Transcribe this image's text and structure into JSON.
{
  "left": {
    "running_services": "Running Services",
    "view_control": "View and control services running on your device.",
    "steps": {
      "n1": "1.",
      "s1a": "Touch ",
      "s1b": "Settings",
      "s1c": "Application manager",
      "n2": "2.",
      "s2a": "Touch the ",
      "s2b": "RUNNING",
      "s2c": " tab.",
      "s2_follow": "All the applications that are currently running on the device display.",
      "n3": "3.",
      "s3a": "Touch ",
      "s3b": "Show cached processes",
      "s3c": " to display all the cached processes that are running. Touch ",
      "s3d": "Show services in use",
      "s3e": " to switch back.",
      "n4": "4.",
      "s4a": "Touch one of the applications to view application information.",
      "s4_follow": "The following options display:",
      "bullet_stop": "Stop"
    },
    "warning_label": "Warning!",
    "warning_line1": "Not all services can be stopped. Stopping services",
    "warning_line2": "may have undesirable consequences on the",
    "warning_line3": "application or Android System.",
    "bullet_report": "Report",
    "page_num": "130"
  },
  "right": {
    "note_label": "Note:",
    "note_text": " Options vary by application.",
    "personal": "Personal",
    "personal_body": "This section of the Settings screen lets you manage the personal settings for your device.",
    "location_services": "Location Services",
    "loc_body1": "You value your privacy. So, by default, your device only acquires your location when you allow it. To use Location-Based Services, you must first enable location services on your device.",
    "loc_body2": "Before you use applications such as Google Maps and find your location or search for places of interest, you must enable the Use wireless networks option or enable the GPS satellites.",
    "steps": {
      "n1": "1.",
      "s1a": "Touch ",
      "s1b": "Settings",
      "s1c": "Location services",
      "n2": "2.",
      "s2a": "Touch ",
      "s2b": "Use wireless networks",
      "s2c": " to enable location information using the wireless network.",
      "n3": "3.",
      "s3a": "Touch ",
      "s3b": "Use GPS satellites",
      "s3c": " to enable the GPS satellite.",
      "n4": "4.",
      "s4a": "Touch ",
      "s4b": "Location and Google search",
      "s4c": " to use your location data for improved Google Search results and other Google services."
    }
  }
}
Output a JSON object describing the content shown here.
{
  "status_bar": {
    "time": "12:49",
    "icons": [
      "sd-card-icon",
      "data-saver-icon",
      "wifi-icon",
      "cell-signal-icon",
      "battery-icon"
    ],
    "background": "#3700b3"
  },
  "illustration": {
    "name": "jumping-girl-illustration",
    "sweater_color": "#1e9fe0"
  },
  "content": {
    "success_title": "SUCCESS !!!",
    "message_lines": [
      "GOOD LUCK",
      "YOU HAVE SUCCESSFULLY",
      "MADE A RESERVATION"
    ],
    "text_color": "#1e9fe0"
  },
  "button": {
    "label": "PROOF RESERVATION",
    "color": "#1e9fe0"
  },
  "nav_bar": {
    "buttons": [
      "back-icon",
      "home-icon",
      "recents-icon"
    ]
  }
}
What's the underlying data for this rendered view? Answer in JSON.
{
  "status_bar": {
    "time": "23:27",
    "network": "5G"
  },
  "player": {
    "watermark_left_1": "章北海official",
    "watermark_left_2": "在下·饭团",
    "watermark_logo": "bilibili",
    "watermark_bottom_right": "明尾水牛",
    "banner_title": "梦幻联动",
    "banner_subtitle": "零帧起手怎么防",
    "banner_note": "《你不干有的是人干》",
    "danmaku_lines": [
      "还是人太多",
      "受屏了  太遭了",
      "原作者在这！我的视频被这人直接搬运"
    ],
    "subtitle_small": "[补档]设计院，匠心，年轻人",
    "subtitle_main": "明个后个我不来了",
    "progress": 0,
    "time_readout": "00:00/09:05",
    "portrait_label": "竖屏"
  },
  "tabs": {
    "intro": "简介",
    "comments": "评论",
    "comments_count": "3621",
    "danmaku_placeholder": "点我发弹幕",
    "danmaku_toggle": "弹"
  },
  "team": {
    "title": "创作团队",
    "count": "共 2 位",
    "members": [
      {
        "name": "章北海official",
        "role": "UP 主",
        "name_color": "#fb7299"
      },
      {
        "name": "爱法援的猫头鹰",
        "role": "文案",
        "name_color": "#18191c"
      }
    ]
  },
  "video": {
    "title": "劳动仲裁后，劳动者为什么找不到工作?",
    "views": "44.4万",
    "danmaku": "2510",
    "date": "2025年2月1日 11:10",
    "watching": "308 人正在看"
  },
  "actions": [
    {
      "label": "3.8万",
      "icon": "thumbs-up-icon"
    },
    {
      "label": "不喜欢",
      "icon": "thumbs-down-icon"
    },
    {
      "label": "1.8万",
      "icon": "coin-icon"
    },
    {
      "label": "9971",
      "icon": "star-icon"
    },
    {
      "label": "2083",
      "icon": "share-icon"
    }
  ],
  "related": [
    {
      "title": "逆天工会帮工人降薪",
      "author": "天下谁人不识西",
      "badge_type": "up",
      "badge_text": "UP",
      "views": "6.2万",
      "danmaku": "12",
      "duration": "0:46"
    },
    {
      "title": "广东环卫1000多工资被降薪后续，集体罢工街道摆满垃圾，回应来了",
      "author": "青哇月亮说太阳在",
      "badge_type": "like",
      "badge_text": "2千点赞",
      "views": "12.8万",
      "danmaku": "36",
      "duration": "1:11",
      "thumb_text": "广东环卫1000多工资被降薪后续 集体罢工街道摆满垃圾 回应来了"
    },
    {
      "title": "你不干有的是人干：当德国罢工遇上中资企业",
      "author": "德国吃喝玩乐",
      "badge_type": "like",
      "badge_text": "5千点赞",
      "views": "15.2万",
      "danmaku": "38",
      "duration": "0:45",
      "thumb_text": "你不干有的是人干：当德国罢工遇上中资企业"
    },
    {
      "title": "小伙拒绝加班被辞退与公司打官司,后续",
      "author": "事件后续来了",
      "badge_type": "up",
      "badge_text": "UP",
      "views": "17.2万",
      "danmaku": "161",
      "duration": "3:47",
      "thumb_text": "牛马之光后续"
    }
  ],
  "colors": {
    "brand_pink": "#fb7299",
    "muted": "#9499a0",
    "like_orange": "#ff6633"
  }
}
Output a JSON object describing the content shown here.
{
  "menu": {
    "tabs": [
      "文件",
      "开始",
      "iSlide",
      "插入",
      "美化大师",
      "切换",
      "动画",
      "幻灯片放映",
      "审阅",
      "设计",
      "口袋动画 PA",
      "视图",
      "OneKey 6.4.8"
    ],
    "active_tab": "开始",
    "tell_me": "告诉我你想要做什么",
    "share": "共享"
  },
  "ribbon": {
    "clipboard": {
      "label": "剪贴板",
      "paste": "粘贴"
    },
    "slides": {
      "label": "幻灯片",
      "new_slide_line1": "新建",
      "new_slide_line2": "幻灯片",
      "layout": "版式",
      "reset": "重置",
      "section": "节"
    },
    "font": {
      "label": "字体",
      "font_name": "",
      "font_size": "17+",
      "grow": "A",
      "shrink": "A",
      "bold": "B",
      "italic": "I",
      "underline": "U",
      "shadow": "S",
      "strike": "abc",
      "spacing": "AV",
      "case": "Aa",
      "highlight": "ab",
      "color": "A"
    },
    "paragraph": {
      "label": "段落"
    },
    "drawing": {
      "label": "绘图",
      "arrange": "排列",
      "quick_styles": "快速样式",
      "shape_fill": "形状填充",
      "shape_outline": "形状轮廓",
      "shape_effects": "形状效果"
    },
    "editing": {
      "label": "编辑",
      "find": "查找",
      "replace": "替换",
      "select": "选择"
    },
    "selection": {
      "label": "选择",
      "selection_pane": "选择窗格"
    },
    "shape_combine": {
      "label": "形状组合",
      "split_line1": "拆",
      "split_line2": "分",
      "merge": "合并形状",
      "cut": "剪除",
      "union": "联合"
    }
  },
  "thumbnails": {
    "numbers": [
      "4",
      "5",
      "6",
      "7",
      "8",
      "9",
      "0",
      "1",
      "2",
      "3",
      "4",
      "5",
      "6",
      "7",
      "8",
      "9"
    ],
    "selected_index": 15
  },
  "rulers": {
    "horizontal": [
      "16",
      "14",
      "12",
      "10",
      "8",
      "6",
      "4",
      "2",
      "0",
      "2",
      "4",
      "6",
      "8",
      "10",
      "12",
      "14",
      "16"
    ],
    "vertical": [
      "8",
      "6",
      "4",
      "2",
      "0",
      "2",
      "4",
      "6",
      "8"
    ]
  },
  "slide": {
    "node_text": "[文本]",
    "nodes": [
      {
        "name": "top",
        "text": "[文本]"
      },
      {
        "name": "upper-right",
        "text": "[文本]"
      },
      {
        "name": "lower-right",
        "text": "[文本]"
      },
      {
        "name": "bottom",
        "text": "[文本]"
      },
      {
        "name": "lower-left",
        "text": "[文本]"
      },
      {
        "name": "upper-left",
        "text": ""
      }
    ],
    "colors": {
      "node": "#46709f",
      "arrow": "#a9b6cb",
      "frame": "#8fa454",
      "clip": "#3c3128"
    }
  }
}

● ● ● ● ● ● ●

Exercise details >>
Locate all lines in the listing above with the word "information". Copy them.

Answer to the task >>
      "s4a": "Touch one of the applications to view application information.",
      "s2c": " to enable location information using the wireless network.",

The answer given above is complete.